═══ Records for this exercise

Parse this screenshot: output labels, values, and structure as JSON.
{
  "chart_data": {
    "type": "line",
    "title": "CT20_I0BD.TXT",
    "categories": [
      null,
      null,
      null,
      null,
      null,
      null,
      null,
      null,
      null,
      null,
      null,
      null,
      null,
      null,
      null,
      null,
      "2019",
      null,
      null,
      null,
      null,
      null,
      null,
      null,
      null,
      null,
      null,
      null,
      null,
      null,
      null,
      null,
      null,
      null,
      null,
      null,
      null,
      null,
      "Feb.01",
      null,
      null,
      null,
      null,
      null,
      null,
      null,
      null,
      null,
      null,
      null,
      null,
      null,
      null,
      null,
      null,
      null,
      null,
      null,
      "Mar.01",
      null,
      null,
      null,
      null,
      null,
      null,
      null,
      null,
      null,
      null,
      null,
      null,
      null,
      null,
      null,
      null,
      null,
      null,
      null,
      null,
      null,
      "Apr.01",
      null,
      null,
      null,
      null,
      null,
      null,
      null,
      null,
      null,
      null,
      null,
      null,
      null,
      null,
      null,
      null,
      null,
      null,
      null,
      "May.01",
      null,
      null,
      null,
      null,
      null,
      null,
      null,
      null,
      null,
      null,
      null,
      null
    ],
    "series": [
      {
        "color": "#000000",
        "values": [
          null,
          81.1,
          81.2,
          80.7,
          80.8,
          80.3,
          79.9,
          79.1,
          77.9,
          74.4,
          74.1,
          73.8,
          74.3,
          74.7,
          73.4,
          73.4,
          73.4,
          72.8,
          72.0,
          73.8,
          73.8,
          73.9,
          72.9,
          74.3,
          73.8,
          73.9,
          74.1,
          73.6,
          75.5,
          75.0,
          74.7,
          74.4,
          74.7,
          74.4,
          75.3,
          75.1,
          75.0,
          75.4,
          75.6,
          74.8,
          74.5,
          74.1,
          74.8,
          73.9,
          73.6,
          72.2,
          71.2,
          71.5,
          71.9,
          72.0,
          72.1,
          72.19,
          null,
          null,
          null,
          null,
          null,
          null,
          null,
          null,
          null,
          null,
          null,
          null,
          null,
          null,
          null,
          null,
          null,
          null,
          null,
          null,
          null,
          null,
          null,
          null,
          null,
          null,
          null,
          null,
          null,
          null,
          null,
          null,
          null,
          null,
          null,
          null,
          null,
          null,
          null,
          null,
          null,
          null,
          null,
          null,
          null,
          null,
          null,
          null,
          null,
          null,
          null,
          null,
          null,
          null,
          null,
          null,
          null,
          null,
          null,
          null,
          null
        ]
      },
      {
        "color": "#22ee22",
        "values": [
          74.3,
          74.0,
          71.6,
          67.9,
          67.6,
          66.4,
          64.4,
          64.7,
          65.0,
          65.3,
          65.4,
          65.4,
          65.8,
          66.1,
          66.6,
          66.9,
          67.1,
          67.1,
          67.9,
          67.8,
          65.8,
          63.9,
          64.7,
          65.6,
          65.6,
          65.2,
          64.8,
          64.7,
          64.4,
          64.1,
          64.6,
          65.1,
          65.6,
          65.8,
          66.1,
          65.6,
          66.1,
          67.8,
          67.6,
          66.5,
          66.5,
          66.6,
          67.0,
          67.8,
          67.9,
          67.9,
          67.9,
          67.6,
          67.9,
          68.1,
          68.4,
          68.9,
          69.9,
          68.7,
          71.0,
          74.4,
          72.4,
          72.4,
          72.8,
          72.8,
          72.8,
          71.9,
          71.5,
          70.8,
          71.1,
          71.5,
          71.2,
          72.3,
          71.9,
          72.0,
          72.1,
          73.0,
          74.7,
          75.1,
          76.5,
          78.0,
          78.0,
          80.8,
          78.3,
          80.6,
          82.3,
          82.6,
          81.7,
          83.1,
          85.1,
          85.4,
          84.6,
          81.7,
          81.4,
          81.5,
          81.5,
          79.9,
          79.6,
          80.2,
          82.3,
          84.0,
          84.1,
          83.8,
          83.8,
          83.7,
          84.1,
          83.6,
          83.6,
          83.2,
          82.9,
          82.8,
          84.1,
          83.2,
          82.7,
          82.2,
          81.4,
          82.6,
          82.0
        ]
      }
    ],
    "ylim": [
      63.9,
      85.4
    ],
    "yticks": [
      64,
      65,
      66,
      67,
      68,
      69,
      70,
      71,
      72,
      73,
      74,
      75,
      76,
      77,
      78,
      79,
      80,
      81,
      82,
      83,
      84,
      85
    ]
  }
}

══════

Brief: Write the entire listing out again, word for word.

Answer to the problem:
Parse this screenshot: output labels, values, and structure as JSON.
{
  "chart_data": {
    "type": "line",
    "title": "CT20_I0BD.TXT",
    "categories": [
      null,
      null,
      null,
      null,
      null,
      null,
      null,
      null,
      null,
      null,
      null,
      null,
      null,
      null,
      null,
      null,
      "2019",
      null,
      null,
      null,
      null,
      null,
      null,
      null,
      null,
      null,
      null,
      null,
      null,
      null,
      null,
      null,
      null,
      null,
      null,
      null,
      null,
      null,
      "Feb.01",
      null,
      null,
      null,
      null,
      null,
      null,
      null,
      null,
      null,
      null,
      null,
      null,
      null,
      null,
      null,
      null,
      null,
      null,
      null,
      "Mar.01",
      null,
      null,
      null,
      null,
      null,
      null,
      null,
      null,
      null,
      null,
      null,
      null,
      null,
      null,
      null,
      null,
      null,
      null,
      null,
      null,
      null,
      "Apr.01",
      null,
      null,
      null,
      null,
      null,
      null,
      null,
      null,
      null,
      null,
      null,
      null,
      null,
      null,
      null,
      null,
      null,
      null,
      null,
      "May.01",
      null,
      null,
      null,
      null,
      null,
      null,
      null,
      null,
      null,
      null,
      null,
      null
    ],
    "series": [
      {
        "color": "#000000",
        "values": [
          null,
          81.1,
          81.2,
          80.7,
          80.8,
          80.3,
          79.9,
          79.1,
          77.9,
          74.4,
          74.1,
          73.8,
          74.3,
          74.7,
          73.4,
          73.4,
          73.4,
          72.8,
          72.0,
          73.8,
          73.8,
          73.9,
          72.9,
          74.3,
          73.8,
          73.9,
          74.1,
          73.6,
          75.5,
          75.0,
          74.7,
          74.4,
          74.7,
          74.4,
          75.3,
          75.1,
          75.0,
          75.4,
          75.6,
          74.8,
          74.5,
          74.1,
          74.8,
          73.9,
          73.6,
          72.2,
          71.2,
          71.5,
          71.9,
          72.0,
          72.1,
          72.19,
          null,
          null,
          null,
          null,
          null,
          null,
          null,
          null,
          null,
          null,
          null,
          null,
          null,
          null,
          null,
          null,
          null,
          null,
          null,
          null,
          null,
          null,
          null,
          null,
          null,
          null,
          null,
          null,
          null,
          null,
          null,
          null,
          null,
          null,
          null,
          null,
          null,
          null,
          null,
          null,
          null,
          null,
          null,
          null,
          null,
          null,
          null,
          null,
          null,
          null,
          null,
          null,
          null,
          null,
          null,
          null,
          null,
          null,
          null,
          null,
          null
        ]
      },
      {
        "color": "#22ee22",
        "values": [
          74.3,
          74.0,
          71.6,
          67.9,
          67.6,
          66.4,
          64.4,
          64.7,
          65.0,
          65.3,
          65.4,
          65.4,
          65.8,
          66.1,
          66.6,
          66.9,
          67.1,
          67.1,
          67.9,
          67.8,
          65.8,
          63.9,
          64.7,
          65.6,
          65.6,
          65.2,
          64.8,
          64.7,
          64.4,
          64.1,
          64.6,
          65.1,
          65.6,
          65.8,
          66.1,
          65.6,
          66.1,
          67.8,
          67.6,
          66.5,
          66.5,
          66.6,
          67.0,
          67.8,
          67.9,
          67.9,
          67.9,
          67.6,
          67.9,
          68.1,
          68.4,
          68.9,
          69.9,
          68.7,
          71.0,
          74.4,
          72.4,
          72.4,
          72.8,
          72.8,
          72.8,
          71.9,
          71.5,
          70.8,
          71.1,
          71.5,
          71.2,
          72.3,
          71.9,
          72.0,
          72.1,
          73.0,
          74.7,
          75.1,
          76.5,
          78.0,
          78.0,
          80.8,
          78.3,
          80.6,
          82.3,
          82.6,
          81.7,
          83.1,
          85.1,
          85.4,
          84.6,
          81.7,
          81.4,
          81.5,
          81.5,
          79.9,
          79.6,
          80.2,
          82.3,
          84.0,
          84.1,
          83.8,
          83.8,
          83.7,
          84.1,
          83.6,
          83.6,
          83.2,
          82.9,
          82.8,
          84.1,
          83.2,
          82.7,
          82.2,
          81.4,
          82.6,
          82.0
        ]
      }
    ],
    "ylim": [
      63.9,
      85.4
    ],
    "yticks": [
      64,
      65,
      66,
      67,
      68,
      69,
      70,
      71,
      72,
      73,
      74,
      75,
      76,
      77,
      78,
      79,
      80,
      81,
      82,
      83,
      84,
      85
    ]
  }
}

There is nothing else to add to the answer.